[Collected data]
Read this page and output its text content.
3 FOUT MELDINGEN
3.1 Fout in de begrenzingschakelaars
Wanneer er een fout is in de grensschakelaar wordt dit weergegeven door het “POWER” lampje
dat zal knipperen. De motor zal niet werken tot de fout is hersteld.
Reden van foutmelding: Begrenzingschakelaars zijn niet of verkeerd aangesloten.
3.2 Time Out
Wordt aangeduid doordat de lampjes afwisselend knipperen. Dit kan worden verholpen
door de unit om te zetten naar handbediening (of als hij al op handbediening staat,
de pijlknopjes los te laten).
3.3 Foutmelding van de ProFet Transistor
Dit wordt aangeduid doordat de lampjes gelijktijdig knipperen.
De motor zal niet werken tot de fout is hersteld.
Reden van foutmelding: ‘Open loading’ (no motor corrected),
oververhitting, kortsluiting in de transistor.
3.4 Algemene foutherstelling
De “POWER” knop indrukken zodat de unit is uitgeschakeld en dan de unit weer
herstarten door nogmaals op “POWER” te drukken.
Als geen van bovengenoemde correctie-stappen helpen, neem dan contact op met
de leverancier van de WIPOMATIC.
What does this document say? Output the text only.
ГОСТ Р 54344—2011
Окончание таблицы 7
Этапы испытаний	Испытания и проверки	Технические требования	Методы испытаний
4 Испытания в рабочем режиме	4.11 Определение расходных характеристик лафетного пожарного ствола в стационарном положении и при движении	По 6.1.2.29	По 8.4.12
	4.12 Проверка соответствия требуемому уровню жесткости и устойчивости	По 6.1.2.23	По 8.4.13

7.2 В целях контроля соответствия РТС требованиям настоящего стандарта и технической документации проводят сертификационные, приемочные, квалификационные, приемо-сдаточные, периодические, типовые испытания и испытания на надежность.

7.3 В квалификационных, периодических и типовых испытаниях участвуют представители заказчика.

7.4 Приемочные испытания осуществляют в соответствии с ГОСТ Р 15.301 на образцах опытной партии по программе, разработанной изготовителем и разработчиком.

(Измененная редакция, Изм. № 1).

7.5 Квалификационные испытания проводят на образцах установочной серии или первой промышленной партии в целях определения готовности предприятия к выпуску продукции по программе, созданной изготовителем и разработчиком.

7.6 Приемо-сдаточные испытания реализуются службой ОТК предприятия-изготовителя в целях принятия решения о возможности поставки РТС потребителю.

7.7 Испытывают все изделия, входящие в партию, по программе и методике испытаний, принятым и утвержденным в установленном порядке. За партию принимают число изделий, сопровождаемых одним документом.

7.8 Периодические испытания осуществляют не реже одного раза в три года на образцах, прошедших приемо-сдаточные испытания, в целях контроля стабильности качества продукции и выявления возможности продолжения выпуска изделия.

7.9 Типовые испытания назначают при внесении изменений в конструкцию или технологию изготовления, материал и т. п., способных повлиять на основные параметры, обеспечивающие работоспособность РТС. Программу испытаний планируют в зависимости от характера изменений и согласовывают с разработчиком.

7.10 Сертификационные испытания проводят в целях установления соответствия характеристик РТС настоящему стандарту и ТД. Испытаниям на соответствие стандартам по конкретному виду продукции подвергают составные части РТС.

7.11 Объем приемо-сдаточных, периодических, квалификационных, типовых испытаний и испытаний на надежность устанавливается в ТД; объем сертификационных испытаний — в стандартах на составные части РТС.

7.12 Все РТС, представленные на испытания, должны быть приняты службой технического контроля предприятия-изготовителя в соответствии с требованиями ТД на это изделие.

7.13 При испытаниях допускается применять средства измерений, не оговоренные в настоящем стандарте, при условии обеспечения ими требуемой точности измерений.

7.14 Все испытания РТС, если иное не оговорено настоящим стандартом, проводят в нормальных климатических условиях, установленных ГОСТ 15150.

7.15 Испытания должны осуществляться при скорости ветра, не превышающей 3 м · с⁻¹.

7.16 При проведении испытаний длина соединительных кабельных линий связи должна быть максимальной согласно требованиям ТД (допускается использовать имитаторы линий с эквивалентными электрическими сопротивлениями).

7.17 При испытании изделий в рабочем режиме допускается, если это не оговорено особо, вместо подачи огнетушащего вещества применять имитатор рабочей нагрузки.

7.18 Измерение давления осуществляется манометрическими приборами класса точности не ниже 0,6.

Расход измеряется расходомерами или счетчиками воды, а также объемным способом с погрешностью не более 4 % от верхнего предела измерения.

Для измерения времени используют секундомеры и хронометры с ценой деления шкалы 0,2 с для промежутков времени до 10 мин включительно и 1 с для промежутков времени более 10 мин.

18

* To be done
Select the lines from the entries that include the word "motor".

* Written solution
dat zal knipperen. De motor zal niet werken tot de fout is hersteld.
De motor zal niet werken tot de fout is hersteld.
Reden van foutmelding: ‘Open loading’ (no motor corrected),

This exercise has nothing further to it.